- Exercise prompt: Each line should be copied exactly.

— start Records for the task —

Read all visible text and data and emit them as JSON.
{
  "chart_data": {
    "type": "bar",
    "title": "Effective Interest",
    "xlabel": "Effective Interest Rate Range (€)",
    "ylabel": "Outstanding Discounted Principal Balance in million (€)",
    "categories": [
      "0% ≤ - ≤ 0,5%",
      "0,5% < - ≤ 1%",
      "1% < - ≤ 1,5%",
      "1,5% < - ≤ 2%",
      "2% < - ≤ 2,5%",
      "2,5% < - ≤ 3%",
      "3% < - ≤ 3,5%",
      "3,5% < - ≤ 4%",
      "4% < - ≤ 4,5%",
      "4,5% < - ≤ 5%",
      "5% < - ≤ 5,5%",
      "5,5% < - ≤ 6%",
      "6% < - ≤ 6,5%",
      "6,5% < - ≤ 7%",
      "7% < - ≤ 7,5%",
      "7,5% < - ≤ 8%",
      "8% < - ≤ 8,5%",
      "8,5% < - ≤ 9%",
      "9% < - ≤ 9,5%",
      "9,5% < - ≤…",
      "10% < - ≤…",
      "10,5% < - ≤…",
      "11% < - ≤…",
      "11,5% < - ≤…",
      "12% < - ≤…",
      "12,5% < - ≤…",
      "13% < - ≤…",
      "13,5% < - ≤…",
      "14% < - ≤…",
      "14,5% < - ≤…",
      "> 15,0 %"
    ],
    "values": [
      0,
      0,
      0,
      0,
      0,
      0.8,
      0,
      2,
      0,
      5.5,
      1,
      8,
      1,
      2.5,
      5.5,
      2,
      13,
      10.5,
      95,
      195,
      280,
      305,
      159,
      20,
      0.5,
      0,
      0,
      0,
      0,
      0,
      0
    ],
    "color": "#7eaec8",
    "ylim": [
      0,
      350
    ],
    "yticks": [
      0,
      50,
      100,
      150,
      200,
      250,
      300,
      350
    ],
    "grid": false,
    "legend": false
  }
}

— end Records for the task —

- Result of the exercise:
Read all visible text and data and emit them as JSON.
{
  "chart_data": {
    "type": "bar",
    "title": "Effective Interest",
    "xlabel": "Effective Interest Rate Range (€)",
    "ylabel": "Outstanding Discounted Principal Balance in million (€)",
    "categories": [
      "0% ≤ - ≤ 0,5%",
      "0,5% < - ≤ 1%",
      "1% < - ≤ 1,5%",
      "1,5% < - ≤ 2%",
      "2% < - ≤ 2,5%",
      "2,5% < - ≤ 3%",
      "3% < - ≤ 3,5%",
      "3,5% < - ≤ 4%",
      "4% < - ≤ 4,5%",
      "4,5% < - ≤ 5%",
      "5% < - ≤ 5,5%",
      "5,5% < - ≤ 6%",
      "6% < - ≤ 6,5%",
      "6,5% < - ≤ 7%",
      "7% < - ≤ 7,5%",
      "7,5% < - ≤ 8%",
      "8% < - ≤ 8,5%",
      "8,5% < - ≤ 9%",
      "9% < - ≤ 9,5%",
      "9,5% < - ≤…",
      "10% < - ≤…",
      "10,5% < - ≤…",
      "11% < - ≤…",
      "11,5% < - ≤…",
      "12% < - ≤…",
      "12,5% < - ≤…",
      "13% < - ≤…",
      "13,5% < - ≤…",
      "14% < - ≤…",
      "14,5% < - ≤…",
      "> 15,0 %"
    ],
    "values": [
      0,
      0,
      0,
      0,
      0,
      0.8,
      0,
      2,
      0,
      5.5,
      1,
      8,
      1,
      2.5,
      5.5,
      2,
      13,
      10.5,
      95,
      195,
      280,
      305,
      159,
      20,
      0.5,
      0,
      0,
      0,
      0,
      0,
      0
    ],
    "color": "#7eaec8",
    "ylim": [
      0,
      350
    ],
    "yticks": [
      0,
      50,
      100,
      150,
      200,
      250,
      300,
      350
    ],
    "grid": false,
    "legend": false
  }
}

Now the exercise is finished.